*Exercise aim*. Print the records below exactly as they appear.

*Exercise material*.
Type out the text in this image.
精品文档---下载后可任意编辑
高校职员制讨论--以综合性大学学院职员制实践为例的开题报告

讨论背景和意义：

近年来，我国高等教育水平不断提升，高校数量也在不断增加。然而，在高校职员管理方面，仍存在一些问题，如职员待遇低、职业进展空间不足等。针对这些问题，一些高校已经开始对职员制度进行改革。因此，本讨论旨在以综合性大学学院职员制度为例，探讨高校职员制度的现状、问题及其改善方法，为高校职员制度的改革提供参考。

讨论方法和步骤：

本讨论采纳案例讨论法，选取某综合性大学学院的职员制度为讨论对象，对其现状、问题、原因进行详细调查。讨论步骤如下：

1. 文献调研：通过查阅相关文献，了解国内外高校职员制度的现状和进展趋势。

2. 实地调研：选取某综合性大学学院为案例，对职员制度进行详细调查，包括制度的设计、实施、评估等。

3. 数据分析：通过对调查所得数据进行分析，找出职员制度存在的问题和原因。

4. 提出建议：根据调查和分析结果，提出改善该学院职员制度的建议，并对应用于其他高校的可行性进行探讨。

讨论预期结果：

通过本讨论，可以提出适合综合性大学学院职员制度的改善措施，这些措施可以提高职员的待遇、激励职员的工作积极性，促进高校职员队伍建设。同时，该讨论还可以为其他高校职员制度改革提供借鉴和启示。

*Result of this task*.
Type out the text in this image.
精品文档---下载后可任意编辑
高校职员制讨论--以综合性大学学院职员制实践为例的开题报告

讨论背景和意义：

近年来，我国高等教育水平不断提升，高校数量也在不断增加。然而，在高校职员管理方面，仍存在一些问题，如职员待遇低、职业进展空间不足等。针对这些问题，一些高校已经开始对职员制度进行改革。因此，本讨论旨在以综合性大学学院职员制度为例，探讨高校职员制度的现状、问题及其改善方法，为高校职员制度的改革提供参考。

讨论方法和步骤：

本讨论采纳案例讨论法，选取某综合性大学学院的职员制度为讨论对象，对其现状、问题、原因进行详细调查。讨论步骤如下：

1. 文献调研：通过查阅相关文献，了解国内外高校职员制度的现状和进展趋势。

2. 实地调研：选取某综合性大学学院为案例，对职员制度进行详细调查，包括制度的设计、实施、评估等。

3. 数据分析：通过对调查所得数据进行分析，找出职员制度存在的问题和原因。

4. 提出建议：根据调查和分析结果，提出改善该学院职员制度的建议，并对应用于其他高校的可行性进行探讨。

讨论预期结果：

通过本讨论，可以提出适合综合性大学学院职员制度的改善措施，这些措施可以提高职员的待遇、激励职员的工作积极性，促进高校职员队伍建设。同时，该讨论还可以为其他高校职员制度改革提供借鉴和启示。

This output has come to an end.